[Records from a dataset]
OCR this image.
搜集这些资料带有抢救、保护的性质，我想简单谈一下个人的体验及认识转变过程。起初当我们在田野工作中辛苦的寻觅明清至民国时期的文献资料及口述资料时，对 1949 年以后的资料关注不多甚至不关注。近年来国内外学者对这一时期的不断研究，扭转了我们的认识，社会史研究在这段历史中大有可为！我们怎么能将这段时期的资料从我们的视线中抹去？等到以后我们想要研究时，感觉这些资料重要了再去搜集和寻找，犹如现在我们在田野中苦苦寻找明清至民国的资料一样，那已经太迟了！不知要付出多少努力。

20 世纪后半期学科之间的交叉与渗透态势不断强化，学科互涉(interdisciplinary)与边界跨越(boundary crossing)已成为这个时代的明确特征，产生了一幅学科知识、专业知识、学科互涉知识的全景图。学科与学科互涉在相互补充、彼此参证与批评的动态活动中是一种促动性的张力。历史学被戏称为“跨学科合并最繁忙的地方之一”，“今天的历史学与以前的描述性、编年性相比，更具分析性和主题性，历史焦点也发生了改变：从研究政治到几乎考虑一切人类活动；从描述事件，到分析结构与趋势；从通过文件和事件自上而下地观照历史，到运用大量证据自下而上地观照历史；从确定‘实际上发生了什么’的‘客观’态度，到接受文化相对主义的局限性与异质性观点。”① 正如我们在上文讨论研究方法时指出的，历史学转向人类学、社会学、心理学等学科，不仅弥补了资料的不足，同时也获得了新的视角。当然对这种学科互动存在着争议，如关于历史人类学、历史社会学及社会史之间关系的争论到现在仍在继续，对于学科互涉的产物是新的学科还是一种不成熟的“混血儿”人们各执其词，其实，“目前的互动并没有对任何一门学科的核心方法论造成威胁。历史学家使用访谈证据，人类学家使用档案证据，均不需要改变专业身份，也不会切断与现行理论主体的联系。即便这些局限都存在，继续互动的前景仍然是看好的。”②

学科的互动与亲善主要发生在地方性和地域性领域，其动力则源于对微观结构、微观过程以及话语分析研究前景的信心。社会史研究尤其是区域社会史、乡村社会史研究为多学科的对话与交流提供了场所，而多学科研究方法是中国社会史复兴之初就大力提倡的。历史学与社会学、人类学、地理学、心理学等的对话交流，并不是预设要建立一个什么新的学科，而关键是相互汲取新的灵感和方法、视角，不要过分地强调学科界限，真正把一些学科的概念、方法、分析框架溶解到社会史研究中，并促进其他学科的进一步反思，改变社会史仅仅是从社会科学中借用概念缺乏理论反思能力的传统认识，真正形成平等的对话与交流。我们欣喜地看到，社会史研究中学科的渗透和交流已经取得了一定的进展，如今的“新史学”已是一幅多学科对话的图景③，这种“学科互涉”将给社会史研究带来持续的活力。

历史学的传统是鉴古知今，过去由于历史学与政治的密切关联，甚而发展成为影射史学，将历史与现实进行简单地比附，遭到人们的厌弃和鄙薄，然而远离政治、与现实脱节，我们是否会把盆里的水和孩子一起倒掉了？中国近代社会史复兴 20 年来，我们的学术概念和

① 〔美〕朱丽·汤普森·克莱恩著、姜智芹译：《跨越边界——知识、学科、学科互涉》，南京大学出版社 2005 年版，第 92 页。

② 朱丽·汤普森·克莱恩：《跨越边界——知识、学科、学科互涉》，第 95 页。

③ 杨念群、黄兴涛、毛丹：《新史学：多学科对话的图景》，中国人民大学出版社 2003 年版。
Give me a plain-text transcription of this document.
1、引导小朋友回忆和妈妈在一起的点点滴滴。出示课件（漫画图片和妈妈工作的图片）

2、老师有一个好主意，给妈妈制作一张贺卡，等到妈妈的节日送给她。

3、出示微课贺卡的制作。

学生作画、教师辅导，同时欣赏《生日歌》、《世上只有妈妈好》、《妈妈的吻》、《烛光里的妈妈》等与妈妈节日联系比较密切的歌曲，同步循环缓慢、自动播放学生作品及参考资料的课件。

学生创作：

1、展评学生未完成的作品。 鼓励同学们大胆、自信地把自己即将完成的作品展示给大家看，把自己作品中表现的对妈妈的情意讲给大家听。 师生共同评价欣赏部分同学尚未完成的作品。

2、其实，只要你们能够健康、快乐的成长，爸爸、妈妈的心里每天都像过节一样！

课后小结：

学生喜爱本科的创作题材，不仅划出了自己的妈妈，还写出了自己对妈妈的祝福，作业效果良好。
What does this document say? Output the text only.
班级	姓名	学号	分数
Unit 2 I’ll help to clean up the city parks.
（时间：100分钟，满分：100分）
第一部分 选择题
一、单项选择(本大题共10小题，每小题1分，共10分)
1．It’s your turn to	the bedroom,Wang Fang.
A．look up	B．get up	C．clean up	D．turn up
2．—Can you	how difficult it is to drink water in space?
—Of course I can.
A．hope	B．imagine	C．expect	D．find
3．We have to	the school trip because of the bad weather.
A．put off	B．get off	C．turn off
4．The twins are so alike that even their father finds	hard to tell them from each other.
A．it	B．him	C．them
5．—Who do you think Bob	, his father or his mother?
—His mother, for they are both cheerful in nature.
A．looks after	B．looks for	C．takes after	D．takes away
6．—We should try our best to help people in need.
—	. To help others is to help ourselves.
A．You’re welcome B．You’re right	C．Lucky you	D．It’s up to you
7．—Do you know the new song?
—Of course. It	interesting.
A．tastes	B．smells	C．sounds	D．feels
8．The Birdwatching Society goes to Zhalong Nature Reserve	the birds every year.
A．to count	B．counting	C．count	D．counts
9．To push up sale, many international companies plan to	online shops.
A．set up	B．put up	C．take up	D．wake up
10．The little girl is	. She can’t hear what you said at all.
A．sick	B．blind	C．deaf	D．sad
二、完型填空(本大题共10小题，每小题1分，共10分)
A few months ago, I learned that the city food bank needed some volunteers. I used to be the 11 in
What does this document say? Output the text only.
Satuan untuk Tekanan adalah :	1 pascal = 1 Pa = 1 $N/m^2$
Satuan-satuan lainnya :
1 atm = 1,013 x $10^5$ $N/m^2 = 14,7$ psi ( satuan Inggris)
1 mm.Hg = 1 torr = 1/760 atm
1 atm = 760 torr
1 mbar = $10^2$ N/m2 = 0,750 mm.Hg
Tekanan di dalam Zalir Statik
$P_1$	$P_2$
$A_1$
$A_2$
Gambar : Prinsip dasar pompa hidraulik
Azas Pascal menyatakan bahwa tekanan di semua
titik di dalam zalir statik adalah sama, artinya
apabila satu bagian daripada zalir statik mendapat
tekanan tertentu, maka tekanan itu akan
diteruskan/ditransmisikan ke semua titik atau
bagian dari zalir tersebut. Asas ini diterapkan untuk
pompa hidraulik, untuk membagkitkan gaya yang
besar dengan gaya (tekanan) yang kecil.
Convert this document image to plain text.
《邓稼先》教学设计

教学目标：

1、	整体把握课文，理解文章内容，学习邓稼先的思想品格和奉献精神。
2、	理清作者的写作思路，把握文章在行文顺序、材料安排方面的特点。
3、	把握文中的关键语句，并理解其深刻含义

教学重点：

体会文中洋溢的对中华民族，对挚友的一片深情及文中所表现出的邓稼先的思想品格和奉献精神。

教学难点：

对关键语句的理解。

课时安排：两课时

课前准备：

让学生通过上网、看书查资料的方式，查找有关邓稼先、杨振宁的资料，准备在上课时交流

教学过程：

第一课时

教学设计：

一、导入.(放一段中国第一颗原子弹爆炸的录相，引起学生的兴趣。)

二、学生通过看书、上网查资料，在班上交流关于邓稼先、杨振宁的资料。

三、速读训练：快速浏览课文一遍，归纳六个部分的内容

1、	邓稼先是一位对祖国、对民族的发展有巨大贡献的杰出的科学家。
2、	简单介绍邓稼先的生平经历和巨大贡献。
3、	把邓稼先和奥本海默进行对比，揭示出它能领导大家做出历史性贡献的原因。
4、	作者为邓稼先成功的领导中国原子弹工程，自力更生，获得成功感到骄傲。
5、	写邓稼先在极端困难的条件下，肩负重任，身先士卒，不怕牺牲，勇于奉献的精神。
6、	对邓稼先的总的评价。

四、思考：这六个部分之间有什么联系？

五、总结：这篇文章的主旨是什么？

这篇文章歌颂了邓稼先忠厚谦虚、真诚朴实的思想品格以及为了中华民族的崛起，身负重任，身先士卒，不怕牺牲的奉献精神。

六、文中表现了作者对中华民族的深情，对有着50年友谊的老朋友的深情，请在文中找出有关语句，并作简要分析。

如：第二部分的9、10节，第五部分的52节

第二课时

Task objective: Write out exactly the lines of the entries above that run from the line containing "Convert this document image to plain text." through the last line, including both.

Final answer:
Convert this document image to plain text.
《邓稼先》教学设计

教学目标：

1、	整体把握课文，理解文章内容，学习邓稼先的思想品格和奉献精神。
2、	理清作者的写作思路，把握文章在行文顺序、材料安排方面的特点。
3、	把握文中的关键语句，并理解其深刻含义

教学重点：

体会文中洋溢的对中华民族，对挚友的一片深情及文中所表现出的邓稼先的思想品格和奉献精神。

教学难点：

对关键语句的理解。

课时安排：两课时

课前准备：

让学生通过上网、看书查资料的方式，查找有关邓稼先、杨振宁的资料，准备在上课时交流

教学过程：

第一课时

教学设计：

一、导入.(放一段中国第一颗原子弹爆炸的录相，引起学生的兴趣。)

二、学生通过看书、上网查资料，在班上交流关于邓稼先、杨振宁的资料。

三、速读训练：快速浏览课文一遍，归纳六个部分的内容

1、	邓稼先是一位对祖国、对民族的发展有巨大贡献的杰出的科学家。
2、	简单介绍邓稼先的生平经历和巨大贡献。
3、	把邓稼先和奥本海默进行对比，揭示出它能领导大家做出历史性贡献的原因。
4、	作者为邓稼先成功的领导中国原子弹工程，自力更生，获得成功感到骄傲。
5、	写邓稼先在极端困难的条件下，肩负重任，身先士卒，不怕牺牲，勇于奉献的精神。
6、	对邓稼先的总的评价。

四、思考：这六个部分之间有什么联系？

五、总结：这篇文章的主旨是什么？

这篇文章歌颂了邓稼先忠厚谦虚、真诚朴实的思想品格以及为了中华民族的崛起，身负重任，身先士卒，不怕牺牲的奉献精神。

六、文中表现了作者对中华民族的深情，对有着50年友谊的老朋友的深情，请在文中找出有关语句，并作简要分析。

如：第二部分的9、10节，第五部分的52节

第二课时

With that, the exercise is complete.